━━ Extracted information ━━

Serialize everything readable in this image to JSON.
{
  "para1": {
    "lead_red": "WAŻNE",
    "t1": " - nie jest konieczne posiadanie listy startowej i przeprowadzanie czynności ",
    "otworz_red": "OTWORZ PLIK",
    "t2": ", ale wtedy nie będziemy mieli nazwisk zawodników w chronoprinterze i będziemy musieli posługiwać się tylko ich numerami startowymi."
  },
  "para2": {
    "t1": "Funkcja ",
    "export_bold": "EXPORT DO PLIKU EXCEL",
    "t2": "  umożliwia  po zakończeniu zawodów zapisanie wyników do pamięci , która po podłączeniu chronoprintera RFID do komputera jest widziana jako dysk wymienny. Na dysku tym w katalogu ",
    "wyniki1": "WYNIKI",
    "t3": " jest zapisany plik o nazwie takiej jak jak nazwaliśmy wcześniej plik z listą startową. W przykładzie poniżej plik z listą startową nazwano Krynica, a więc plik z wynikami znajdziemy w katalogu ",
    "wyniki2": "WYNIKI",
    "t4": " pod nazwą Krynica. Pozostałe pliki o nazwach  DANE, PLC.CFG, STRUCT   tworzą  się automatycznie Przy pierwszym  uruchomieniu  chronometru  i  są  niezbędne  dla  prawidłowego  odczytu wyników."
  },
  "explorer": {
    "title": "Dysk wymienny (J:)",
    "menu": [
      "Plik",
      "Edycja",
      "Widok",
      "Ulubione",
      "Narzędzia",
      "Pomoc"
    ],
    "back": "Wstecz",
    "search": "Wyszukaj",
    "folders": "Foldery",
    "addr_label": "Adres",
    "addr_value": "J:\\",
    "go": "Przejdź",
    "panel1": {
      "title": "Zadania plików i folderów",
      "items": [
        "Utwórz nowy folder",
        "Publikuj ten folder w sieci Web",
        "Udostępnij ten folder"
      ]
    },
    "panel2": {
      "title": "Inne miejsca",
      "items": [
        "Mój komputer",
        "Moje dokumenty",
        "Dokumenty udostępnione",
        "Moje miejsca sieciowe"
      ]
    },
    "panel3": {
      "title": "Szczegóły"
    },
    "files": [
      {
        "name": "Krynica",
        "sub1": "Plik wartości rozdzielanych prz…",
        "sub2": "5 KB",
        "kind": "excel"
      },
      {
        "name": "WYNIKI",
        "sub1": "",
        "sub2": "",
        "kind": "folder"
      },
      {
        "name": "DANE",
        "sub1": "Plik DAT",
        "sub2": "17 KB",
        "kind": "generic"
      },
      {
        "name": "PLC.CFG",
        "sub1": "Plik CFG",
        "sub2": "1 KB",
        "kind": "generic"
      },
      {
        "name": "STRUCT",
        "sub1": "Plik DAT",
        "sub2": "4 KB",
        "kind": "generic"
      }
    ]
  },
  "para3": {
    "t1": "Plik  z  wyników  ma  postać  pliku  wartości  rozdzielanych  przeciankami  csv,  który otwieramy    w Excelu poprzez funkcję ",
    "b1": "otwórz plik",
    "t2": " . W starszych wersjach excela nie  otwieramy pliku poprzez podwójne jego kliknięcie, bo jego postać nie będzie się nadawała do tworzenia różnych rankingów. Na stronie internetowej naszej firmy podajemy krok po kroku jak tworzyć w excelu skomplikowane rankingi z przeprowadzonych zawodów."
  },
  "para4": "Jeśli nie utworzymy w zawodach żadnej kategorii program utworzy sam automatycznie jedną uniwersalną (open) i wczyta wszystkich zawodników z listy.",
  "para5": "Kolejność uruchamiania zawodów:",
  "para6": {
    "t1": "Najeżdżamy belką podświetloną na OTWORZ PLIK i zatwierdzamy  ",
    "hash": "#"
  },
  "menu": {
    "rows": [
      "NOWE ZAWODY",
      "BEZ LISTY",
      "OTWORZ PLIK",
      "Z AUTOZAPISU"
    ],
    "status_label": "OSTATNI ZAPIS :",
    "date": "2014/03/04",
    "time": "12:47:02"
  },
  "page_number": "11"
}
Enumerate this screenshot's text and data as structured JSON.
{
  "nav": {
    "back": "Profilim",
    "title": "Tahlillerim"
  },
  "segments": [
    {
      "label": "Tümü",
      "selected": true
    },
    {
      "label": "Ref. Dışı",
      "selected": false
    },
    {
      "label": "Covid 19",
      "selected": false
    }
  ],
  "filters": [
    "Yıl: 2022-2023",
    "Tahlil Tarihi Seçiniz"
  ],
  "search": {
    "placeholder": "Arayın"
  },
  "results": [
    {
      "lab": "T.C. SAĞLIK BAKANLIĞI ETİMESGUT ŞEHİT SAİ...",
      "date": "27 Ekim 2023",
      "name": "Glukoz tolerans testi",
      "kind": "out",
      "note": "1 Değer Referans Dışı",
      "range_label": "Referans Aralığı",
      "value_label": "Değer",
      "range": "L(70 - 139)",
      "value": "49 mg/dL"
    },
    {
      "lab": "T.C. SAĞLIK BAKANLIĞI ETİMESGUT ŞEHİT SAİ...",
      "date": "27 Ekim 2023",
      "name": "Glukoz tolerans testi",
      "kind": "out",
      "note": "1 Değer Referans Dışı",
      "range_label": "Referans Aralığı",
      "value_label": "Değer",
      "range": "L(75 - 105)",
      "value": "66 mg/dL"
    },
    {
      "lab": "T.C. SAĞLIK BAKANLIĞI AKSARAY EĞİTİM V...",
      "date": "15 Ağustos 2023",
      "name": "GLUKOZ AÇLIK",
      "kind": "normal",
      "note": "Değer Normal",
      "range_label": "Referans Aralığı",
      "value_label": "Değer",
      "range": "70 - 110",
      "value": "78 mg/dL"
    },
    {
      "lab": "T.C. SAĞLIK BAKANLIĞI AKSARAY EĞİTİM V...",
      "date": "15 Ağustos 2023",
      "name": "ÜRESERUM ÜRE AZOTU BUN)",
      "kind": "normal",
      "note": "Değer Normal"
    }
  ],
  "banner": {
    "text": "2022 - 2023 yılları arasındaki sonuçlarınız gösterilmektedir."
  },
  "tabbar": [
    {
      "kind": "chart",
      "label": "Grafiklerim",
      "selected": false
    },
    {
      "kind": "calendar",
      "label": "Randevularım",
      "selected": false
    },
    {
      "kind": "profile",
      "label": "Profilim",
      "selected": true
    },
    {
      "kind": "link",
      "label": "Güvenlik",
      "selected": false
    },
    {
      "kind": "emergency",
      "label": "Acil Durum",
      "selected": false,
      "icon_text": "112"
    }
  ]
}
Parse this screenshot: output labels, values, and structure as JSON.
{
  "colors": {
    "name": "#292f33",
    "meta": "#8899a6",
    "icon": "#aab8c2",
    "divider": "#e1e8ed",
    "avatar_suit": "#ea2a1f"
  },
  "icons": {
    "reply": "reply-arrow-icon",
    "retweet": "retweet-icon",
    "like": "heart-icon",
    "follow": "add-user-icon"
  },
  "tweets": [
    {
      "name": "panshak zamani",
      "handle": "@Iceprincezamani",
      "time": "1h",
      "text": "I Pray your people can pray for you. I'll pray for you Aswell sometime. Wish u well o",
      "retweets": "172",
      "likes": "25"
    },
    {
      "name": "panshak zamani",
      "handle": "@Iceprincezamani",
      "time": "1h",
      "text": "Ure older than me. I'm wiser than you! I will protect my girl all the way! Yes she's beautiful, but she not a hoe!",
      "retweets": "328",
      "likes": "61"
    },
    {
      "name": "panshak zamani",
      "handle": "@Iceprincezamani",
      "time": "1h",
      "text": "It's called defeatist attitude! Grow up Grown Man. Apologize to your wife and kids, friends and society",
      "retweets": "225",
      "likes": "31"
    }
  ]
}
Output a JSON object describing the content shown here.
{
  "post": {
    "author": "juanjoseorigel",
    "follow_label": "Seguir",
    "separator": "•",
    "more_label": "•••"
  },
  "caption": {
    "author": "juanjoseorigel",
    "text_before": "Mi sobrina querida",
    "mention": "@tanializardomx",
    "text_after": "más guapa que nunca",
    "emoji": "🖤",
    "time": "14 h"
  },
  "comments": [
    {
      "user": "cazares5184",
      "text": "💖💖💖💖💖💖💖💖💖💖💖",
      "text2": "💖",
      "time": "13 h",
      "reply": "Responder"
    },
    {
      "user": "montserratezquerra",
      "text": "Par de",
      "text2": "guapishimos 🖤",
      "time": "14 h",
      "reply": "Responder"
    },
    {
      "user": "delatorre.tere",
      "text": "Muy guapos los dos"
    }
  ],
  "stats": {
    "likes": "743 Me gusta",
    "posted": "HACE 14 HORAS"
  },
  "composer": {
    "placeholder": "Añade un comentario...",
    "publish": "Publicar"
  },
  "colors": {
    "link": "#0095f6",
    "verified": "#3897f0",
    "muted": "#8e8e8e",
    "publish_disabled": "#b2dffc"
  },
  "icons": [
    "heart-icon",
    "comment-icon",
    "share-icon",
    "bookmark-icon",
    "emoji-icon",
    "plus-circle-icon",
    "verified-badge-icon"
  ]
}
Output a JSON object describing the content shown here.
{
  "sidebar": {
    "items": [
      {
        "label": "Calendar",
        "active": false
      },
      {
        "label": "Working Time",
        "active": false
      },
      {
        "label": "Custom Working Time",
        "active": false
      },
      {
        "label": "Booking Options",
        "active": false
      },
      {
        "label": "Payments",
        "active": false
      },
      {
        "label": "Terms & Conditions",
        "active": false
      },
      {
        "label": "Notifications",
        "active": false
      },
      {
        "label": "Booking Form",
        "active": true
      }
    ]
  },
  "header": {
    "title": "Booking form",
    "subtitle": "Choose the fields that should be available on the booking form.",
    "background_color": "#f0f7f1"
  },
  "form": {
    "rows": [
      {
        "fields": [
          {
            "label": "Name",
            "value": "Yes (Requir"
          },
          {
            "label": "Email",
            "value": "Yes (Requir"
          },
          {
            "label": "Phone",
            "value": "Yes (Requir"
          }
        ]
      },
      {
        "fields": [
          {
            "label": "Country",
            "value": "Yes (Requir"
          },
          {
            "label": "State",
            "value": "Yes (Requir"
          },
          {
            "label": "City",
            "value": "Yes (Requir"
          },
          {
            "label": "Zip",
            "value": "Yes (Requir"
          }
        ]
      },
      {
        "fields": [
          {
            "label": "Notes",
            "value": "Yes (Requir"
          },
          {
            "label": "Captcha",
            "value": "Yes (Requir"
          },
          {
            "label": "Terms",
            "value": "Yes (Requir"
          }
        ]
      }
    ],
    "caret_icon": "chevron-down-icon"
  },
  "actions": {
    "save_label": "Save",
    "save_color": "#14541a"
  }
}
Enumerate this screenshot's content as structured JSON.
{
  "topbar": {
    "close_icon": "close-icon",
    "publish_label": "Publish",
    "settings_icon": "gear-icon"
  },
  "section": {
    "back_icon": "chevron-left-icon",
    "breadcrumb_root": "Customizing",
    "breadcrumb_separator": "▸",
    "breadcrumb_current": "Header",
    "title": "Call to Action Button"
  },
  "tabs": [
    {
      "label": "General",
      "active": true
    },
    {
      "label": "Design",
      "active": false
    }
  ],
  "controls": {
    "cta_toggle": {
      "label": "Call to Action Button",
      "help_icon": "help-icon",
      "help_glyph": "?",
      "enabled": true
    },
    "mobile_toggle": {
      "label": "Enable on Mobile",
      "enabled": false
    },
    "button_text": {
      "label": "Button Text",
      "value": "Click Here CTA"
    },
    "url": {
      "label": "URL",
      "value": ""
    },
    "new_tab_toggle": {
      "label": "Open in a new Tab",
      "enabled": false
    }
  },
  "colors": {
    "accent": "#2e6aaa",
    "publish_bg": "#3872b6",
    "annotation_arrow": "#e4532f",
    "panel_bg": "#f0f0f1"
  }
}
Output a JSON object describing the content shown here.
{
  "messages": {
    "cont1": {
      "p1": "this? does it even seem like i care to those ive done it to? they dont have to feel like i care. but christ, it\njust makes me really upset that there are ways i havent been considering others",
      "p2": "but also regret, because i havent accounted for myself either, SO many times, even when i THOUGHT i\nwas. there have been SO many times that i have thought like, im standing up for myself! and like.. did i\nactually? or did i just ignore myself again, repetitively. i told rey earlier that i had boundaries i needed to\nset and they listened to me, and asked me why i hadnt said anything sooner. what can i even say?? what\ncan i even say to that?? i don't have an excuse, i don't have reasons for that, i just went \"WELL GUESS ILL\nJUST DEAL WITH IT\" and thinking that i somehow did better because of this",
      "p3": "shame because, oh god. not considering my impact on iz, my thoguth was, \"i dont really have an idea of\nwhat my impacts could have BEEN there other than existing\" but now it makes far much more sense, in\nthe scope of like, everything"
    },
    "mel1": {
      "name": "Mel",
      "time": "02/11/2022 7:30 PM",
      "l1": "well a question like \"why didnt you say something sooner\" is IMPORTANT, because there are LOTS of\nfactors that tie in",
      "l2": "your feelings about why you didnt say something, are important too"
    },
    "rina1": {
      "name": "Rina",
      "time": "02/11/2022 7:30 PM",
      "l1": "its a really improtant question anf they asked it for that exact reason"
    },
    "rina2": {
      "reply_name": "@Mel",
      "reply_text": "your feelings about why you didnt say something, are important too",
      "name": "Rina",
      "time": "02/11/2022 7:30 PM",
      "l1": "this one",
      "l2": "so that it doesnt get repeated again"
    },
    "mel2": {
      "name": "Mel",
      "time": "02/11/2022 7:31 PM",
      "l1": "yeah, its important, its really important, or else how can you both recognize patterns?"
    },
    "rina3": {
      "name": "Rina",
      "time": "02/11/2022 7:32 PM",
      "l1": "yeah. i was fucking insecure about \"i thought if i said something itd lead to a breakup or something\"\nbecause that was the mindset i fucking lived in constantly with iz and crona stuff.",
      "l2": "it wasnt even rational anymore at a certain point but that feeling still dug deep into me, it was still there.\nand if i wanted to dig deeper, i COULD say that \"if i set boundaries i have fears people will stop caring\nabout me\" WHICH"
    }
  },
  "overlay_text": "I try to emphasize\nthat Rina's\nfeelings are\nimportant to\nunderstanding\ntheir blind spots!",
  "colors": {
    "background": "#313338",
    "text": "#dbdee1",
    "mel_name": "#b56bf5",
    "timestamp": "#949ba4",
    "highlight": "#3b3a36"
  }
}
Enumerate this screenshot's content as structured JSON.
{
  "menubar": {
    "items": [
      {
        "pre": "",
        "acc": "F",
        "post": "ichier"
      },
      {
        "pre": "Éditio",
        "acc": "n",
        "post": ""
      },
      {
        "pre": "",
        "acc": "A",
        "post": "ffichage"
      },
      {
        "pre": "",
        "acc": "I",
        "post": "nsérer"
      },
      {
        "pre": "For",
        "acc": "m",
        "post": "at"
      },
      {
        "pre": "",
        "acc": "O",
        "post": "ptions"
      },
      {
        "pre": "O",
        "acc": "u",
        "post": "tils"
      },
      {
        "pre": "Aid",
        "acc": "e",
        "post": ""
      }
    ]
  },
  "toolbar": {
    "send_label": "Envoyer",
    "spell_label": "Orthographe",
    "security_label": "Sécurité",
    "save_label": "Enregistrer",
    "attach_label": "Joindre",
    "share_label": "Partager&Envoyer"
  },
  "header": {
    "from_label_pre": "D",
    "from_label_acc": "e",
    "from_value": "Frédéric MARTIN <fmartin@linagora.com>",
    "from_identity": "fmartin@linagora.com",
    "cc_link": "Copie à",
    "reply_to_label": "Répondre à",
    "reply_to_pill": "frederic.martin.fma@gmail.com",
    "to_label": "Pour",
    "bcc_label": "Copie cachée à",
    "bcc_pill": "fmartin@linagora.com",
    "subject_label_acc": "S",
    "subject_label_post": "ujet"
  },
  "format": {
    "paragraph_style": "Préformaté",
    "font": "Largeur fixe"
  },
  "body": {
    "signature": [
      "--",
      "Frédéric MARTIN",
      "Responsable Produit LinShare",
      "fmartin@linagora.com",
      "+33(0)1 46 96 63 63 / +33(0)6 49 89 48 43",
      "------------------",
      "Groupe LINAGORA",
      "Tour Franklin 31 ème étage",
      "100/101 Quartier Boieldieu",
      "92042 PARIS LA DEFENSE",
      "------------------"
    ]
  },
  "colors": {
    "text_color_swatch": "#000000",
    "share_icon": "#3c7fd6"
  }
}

━━━

● **Goal**
Above are entries; state the number of lines among them that contain "retweets", and nothing else.

● **Worked solution**
3